- WORK REQUIRED
Print all entries word for word.
☆ ☆ ☆ ☆ ☆
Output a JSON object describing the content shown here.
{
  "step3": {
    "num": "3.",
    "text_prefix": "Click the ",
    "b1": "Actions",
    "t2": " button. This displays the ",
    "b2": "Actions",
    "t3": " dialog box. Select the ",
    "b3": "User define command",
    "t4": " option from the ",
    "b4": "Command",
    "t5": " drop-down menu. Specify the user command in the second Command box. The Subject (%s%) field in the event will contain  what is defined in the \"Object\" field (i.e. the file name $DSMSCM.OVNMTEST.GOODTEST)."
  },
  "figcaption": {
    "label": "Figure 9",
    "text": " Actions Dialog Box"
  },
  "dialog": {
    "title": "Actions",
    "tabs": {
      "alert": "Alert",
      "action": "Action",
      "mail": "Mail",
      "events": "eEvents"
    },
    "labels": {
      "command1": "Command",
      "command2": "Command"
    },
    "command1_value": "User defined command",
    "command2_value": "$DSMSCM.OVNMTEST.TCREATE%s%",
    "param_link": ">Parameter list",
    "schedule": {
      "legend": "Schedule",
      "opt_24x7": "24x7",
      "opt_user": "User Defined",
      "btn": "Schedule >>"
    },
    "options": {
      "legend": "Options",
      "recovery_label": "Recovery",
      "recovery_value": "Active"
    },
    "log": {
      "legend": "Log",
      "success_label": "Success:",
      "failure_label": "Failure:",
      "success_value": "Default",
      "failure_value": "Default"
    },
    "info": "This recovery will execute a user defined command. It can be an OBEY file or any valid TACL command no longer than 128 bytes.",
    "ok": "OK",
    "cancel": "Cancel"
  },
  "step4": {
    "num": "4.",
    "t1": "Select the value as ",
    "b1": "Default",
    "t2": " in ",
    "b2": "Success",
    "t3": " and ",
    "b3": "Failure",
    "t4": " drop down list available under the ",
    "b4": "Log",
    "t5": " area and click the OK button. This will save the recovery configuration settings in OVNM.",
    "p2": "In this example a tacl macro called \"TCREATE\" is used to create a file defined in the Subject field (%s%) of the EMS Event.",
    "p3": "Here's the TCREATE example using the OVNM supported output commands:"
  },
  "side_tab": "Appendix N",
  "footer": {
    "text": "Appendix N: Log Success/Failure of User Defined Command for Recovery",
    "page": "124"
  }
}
☆ ☆ ☆ ☆ ☆
- EXERCISE ANSWER
Output a JSON object describing the content shown here.
{
  "step3": {
    "num": "3.",
    "text_prefix": "Click the ",
    "b1": "Actions",
    "t2": " button. This displays the ",
    "b2": "Actions",
    "t3": " dialog box. Select the ",
    "b3": "User define command",
    "t4": " option from the ",
    "b4": "Command",
    "t5": " drop-down menu. Specify the user command in the second Command box. The Subject (%s%) field in the event will contain  what is defined in the \"Object\" field (i.e. the file name $DSMSCM.OVNMTEST.GOODTEST)."
  },
  "figcaption": {
    "label": "Figure 9",
    "text": " Actions Dialog Box"
  },
  "dialog": {
    "title": "Actions",
    "tabs": {
      "alert": "Alert",
      "action": "Action",
      "mail": "Mail",
      "events": "eEvents"
    },
    "labels": {
      "command1": "Command",
      "command2": "Command"
    },
    "command1_value": "User defined command",
    "command2_value": "$DSMSCM.OVNMTEST.TCREATE%s%",
    "param_link": ">Parameter list",
    "schedule": {
      "legend": "Schedule",
      "opt_24x7": "24x7",
      "opt_user": "User Defined",
      "btn": "Schedule >>"
    },
    "options": {
      "legend": "Options",
      "recovery_label": "Recovery",
      "recovery_value": "Active"
    },
    "log": {
      "legend": "Log",
      "success_label": "Success:",
      "failure_label": "Failure:",
      "success_value": "Default",
      "failure_value": "Default"
    },
    "info": "This recovery will execute a user defined command. It can be an OBEY file or any valid TACL command no longer than 128 bytes.",
    "ok": "OK",
    "cancel": "Cancel"
  },
  "step4": {
    "num": "4.",
    "t1": "Select the value as ",
    "b1": "Default",
    "t2": " in ",
    "b2": "Success",
    "t3": " and ",
    "b3": "Failure",
    "t4": " drop down list available under the ",
    "b4": "Log",
    "t5": " area and click the OK button. This will save the recovery configuration settings in OVNM.",
    "p2": "In this example a tacl macro called \"TCREATE\" is used to create a file defined in the Subject field (%s%) of the EMS Event.",
    "p3": "Here's the TCREATE example using the OVNM supported output commands:"
  },
  "side_tab": "Appendix N",
  "footer": {
    "text": "Appendix N: Log Success/Failure of User Defined Command for Recovery",
    "page": "124"
  }
}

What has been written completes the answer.